-- Extrait du texte --
..............................
Tag: Architecture

  • Jeunesse créative à l’air Bauhaus

    Jeunesse créative à l’air Bauhaus

    Aujourd’hui nous parlons jeunesse et design.

     

    C’est en 1919 en Allemagne que voyait le jour le courant artistique appelé « Bauhaus », formé des mots allemands – bau – construire et Haus – maison. Le terme désigne non seulement une éthique architecturale, mais aussi une grande école des arts décoratifs. Ce fut un mouvement artistique dont les bases ont été jetées par l’architecte et pédagogue allemand Walter Gropius. Il a eu une influence majeure sur l’architecture, les arts plastiques, la sculpture, le design intérieur et industriel, la photographie, l’imprimerie, les objets domestiques, les décorations intérieures et le mobilier du 20e siècle. De 1919 à 1933, ce style a connu son apogée notamment dans 3 villes allemandes – Weimar, Dessau et Berlin. Et bien qu’il ait été interdit par les nazis en 1933, il est resté un des courants les plus importants de l’art moderne, source d’inspiration pour de nombreux autres styles qui lui ont suivi. Au moment de l’émigration de son fondateur, Walter Gropius, aux Etats-Unis, ce mouvement artistique s’affiche sous un nouveau jour, étant connu comme « le nouveau style Bauhaus ».

     

    Source d’inspiration pour les adolescents

     

    Un siècle plus tard, de nos jours, le style « Bauhaus » sert de source d’inspiration et d’éducation pour les adolescents de Bucarest à la recherche de nouvelles manières de s’exprimer. Dans la capitale roumaine, le Musée de la Littérature roumaine accueille l’exposition « Bauhaus 2024 » réunissant des créations réalisées par des lycéens.

     

    L’artiste visuel Nicoale Stoian en est très fier :
     « C’est une exposition extraordinaire qui ramène dans les galeries les concepts Bauhaus, cette école de l’entre-deux-guerres qui impressionne toujours par ses principes en matière d’art, de design, de concept moderne – des idées que les jeunes ont reçues les bras ouverts. Effectivement, nous avons visé les jeunes lycéens ».

     

    Une journée spéciale

     

    Elève au Lycée Technique des travaux publics et d’architecture Ion N. Socolescu de Bucarest, Alexandru Cristian Ghezea nous a fait part de ses impressions : « C’est une journée super spéciale au Musée de la littérature roumaine qui a organisé ce fastueux vernissage pour notre exposition Bauhaus, une importante école allemande fondée en 1919. On y expose une multitude d’œuvres réalisées par des élèves de la première jusqu’à la dernière année de lycée, venus de plusieurs écoles, que ce soit de lycées d’architecture, comme le mien, ou de lycées de mathématiques et informatique ou bien spécialisés en sciences de la nature. Il y a une très grande variété ! »
..............................
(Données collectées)
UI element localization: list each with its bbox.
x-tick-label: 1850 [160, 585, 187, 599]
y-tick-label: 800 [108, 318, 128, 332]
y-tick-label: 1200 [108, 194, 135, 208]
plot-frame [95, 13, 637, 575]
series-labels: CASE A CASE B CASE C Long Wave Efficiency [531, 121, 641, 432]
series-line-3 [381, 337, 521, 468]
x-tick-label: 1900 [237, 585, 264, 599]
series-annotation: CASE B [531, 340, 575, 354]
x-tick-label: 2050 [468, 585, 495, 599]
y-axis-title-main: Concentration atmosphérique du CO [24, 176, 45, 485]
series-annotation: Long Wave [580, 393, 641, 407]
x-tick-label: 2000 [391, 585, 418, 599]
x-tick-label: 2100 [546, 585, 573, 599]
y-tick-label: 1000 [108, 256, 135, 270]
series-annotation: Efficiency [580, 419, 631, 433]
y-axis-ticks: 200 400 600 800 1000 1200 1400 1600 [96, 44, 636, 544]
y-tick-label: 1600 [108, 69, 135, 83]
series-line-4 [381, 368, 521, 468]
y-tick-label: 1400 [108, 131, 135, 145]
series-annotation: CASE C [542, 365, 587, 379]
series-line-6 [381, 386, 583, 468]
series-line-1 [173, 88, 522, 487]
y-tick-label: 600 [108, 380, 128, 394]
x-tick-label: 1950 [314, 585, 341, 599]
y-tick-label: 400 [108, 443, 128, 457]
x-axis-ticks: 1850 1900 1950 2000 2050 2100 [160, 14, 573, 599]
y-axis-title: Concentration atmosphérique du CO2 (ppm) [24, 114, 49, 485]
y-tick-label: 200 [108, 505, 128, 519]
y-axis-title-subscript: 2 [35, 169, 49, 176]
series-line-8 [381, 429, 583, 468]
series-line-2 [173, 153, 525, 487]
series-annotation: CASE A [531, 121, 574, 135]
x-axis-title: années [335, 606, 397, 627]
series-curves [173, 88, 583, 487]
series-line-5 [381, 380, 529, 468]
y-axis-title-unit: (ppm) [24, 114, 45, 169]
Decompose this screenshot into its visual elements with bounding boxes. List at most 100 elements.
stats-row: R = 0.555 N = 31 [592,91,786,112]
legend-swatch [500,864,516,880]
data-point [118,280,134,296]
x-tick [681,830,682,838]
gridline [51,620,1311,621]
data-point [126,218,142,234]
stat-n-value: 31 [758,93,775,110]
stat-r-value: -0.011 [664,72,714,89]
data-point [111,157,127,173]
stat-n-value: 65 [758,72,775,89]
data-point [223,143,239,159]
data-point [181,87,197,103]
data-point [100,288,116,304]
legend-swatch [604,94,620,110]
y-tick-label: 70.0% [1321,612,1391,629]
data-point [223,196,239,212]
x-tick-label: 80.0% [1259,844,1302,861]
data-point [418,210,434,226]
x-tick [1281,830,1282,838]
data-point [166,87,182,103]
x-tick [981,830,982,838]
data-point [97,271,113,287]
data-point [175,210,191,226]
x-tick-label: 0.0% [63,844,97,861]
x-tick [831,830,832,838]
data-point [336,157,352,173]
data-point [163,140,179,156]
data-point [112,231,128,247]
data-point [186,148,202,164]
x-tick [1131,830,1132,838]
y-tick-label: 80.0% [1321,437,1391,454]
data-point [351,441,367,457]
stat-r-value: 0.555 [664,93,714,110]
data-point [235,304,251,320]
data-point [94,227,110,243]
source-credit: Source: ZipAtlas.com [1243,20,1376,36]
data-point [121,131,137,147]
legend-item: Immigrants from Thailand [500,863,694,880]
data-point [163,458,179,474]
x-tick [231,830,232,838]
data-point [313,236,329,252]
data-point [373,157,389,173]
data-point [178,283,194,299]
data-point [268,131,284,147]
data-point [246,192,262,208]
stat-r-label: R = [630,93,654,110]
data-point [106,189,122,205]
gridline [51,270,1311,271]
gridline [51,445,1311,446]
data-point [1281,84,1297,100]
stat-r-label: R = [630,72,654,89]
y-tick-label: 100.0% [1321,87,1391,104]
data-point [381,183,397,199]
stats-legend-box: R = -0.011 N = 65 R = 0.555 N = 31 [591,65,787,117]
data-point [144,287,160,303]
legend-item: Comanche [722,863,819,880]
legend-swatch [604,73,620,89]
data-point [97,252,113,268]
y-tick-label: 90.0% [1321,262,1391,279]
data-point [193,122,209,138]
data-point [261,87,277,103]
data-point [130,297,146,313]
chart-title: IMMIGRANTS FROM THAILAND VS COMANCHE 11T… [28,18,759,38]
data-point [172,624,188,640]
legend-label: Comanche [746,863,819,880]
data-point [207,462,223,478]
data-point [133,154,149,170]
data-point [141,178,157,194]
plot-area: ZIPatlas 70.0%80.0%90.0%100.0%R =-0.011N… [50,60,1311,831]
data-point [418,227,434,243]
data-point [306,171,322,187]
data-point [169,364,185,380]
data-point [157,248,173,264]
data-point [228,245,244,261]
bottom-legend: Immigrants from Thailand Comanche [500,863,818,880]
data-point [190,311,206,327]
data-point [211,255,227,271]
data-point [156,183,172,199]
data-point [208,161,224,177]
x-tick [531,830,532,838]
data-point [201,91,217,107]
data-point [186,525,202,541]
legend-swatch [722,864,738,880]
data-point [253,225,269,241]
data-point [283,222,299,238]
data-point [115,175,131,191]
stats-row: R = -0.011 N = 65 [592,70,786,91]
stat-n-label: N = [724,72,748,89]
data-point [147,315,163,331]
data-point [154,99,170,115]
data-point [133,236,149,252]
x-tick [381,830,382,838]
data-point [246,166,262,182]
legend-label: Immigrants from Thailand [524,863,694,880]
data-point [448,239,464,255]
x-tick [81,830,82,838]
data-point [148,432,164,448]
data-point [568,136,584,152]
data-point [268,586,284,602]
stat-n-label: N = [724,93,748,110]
..............................
-- Travail demandé --
A. Recopiez à l'identique les lignes des données collectées, en commençant par la toute première et en vous arrêtant après celle qui contient « x-axis-ticks: 1850 1900 », incluse.
B. Poursuivez le texte sur la jeunesse de Bucarest et le style Bauhaus à partir de sa dernière phrase.

-- Réponses ci-dessous --
A.
UI element localization: list each with its bbox.
x-tick-label: 1850 [160, 585, 187, 599]
y-tick-label: 800 [108, 318, 128, 332]
y-tick-label: 1200 [108, 194, 135, 208]
plot-frame [95, 13, 637, 575]
series-labels: CASE A CASE B CASE C Long Wave Efficiency [531, 121, 641, 432]
series-line-3 [381, 337, 521, 468]
x-tick-label: 1900 [237, 585, 264, 599]
series-annotation: CASE B [531, 340, 575, 354]
x-tick-label: 2050 [468, 585, 495, 599]
y-axis-title-main: Concentration atmosphérique du CO [24, 176, 45, 485]
series-annotation: Long Wave [580, 393, 641, 407]
x-tick-label: 2000 [391, 585, 418, 599]
x-tick-label: 2100 [546, 585, 573, 599]
y-tick-label: 1000 [108, 256, 135, 270]
series-annotation: Efficiency [580, 419, 631, 433]
y-axis-ticks: 200 400 600 800 1000 1200 1400 1600 [96, 44, 636, 544]
y-tick-label: 1600 [108, 69, 135, 83]
series-line-4 [381, 368, 521, 468]
y-tick-label: 1400 [108, 131, 135, 145]
series-annotation: CASE C [542, 365, 587, 379]
series-line-6 [381, 386, 583, 468]
series-line-1 [173, 88, 522, 487]
y-tick-label: 600 [108, 380, 128, 394]
x-tick-label: 1950 [314, 585, 341, 599]
y-tick-label: 400 [108, 443, 128, 457]
x-axis-ticks: 1850 1900 1950 2000 2050 2100 [160, 14, 573, 599]

B.
    Une théière devenue repère du design

     

    Alexandru Cristian Ghezea expose deux ouvrages dans le cadre de cette exposition. Elles s’intitulent « Compositions Bauhaus dans la vision d’un Roumain ». Alexandru nous a parlé de ses sources d’inspiration :

    « J’ai voyagé en Allemagne et j’ai visité Berlin. Le style Bauhaus est originaire d’une ville de l’ouest de l’Allemagne. Pourtant, à Berlin j’ai trouvé dans de nombreuses pâtisseries la fameuse théière Bauhaus, tout comme la belle chaise projetée par Marcel Breuer, la chaise que j’ai dessinée… »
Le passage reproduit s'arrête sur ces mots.